--- GIVEN PROBLEM ---
Your task is to extract the lines from the one holding "Extract all readable text from this page." through the end of the material. Set them down exactly and add nothing.

::: LISTED RECORDS :::

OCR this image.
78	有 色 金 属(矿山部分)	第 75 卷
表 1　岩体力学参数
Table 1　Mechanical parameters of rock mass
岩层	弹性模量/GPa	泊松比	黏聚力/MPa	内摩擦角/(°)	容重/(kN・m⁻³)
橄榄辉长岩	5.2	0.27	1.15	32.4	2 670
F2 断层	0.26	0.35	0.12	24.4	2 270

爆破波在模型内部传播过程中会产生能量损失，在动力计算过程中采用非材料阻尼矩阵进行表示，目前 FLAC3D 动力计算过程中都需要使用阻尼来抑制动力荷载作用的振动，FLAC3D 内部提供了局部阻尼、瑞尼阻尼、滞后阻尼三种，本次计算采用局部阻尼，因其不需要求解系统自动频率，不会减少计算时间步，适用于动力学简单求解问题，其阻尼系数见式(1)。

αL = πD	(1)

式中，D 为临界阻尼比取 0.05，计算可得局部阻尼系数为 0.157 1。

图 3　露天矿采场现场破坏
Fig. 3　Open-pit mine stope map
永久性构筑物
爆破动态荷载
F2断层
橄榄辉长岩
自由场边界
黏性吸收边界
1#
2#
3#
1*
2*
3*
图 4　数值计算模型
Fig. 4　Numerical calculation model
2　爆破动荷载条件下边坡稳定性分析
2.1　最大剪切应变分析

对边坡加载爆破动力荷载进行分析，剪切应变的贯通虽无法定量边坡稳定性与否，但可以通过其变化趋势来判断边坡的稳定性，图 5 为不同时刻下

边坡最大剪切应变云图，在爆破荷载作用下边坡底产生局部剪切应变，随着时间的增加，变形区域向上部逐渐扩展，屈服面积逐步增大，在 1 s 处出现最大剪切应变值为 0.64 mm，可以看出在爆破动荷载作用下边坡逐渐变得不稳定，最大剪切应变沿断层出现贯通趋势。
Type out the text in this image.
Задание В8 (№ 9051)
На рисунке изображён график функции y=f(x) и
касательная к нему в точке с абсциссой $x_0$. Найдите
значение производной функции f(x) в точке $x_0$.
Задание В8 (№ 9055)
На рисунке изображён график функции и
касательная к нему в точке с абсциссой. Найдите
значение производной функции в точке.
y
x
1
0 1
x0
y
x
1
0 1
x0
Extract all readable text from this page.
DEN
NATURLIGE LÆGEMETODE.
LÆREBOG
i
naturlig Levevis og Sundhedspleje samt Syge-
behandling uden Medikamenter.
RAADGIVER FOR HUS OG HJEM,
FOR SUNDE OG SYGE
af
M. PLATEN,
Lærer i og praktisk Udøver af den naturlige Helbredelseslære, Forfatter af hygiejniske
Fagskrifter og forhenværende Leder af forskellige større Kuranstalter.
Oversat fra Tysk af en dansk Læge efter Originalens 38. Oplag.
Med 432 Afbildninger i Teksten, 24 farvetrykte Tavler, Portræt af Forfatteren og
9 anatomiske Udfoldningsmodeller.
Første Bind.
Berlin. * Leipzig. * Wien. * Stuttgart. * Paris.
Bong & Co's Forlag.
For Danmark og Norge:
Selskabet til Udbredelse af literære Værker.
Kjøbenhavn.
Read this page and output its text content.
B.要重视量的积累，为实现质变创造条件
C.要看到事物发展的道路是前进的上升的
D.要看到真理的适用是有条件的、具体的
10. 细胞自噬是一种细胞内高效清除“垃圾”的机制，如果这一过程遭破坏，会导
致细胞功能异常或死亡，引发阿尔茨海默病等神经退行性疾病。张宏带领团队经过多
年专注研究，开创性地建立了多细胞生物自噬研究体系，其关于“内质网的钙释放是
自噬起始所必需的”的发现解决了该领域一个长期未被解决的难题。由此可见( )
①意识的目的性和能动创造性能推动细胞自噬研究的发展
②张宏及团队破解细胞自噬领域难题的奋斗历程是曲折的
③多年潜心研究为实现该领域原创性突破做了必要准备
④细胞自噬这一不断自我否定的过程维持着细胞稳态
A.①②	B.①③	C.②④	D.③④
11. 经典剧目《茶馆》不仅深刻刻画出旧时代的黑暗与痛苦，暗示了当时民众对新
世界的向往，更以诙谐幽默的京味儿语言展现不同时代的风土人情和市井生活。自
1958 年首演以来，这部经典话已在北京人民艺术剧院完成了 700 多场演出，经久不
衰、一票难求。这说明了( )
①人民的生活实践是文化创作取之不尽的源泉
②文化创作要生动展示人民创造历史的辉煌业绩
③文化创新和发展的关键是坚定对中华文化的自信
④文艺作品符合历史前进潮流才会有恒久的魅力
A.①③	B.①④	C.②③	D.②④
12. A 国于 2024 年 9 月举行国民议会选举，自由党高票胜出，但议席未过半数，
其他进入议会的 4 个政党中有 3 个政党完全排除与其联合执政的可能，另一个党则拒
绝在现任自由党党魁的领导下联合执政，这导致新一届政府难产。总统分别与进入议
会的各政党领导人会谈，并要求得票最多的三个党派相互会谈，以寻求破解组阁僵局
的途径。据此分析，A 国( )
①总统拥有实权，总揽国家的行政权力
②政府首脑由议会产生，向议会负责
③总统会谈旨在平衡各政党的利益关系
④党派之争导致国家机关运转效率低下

:::

--- THE COMPLETED TASK ---
Extract all readable text from this page.
DEN
NATURLIGE LÆGEMETODE.
LÆREBOG
i
naturlig Levevis og Sundhedspleje samt Syge-
behandling uden Medikamenter.
RAADGIVER FOR HUS OG HJEM,
FOR SUNDE OG SYGE
af
M. PLATEN,
Lærer i og praktisk Udøver af den naturlige Helbredelseslære, Forfatter af hygiejniske
Fagskrifter og forhenværende Leder af forskellige større Kuranstalter.
Oversat fra Tysk af en dansk Læge efter Originalens 38. Oplag.
Med 432 Afbildninger i Teksten, 24 farvetrykte Tavler, Portræt af Forfatteren og
9 anatomiske Udfoldningsmodeller.
Første Bind.
Berlin. * Leipzig. * Wien. * Stuttgart. * Paris.
Bong & Co's Forlag.
For Danmark og Norge:
Selskabet til Udbredelse af literære Værker.
Kjøbenhavn.
Read this page and output its text content.
B.要重视量的积累，为实现质变创造条件
C.要看到事物发展的道路是前进的上升的
D.要看到真理的适用是有条件的、具体的
10. 细胞自噬是一种细胞内高效清除“垃圾”的机制，如果这一过程遭破坏，会导
致细胞功能异常或死亡，引发阿尔茨海默病等神经退行性疾病。张宏带领团队经过多
年专注研究，开创性地建立了多细胞生物自噬研究体系，其关于“内质网的钙释放是
自噬起始所必需的”的发现解决了该领域一个长期未被解决的难题。由此可见( )
①意识的目的性和能动创造性能推动细胞自噬研究的发展
②张宏及团队破解细胞自噬领域难题的奋斗历程是曲折的
③多年潜心研究为实现该领域原创性突破做了必要准备
④细胞自噬这一不断自我否定的过程维持着细胞稳态
A.①②	B.①③	C.②④	D.③④
11. 经典剧目《茶馆》不仅深刻刻画出旧时代的黑暗与痛苦，暗示了当时民众对新
世界的向往，更以诙谐幽默的京味儿语言展现不同时代的风土人情和市井生活。自
1958 年首演以来，这部经典话已在北京人民艺术剧院完成了 700 多场演出，经久不
衰、一票难求。这说明了( )
①人民的生活实践是文化创作取之不尽的源泉
②文化创作要生动展示人民创造历史的辉煌业绩
③文化创新和发展的关键是坚定对中华文化的自信
④文艺作品符合历史前进潮流才会有恒久的魅力
A.①③	B.①④	C.②③	D.②④
12. A 国于 2024 年 9 月举行国民议会选举，自由党高票胜出，但议席未过半数，
其他进入议会的 4 个政党中有 3 个政党完全排除与其联合执政的可能，另一个党则拒
绝在现任自由党党魁的领导下联合执政，这导致新一届政府难产。总统分别与进入议
会的各政党领导人会谈，并要求得票最多的三个党派相互会谈，以寻求破解组阁僵局
的途径。据此分析，A 国( )
①总统拥有实权，总揽国家的行政权力
②政府首脑由议会产生，向议会负责
③总统会谈旨在平衡各政党的利益关系
④党派之争导致国家机关运转效率低下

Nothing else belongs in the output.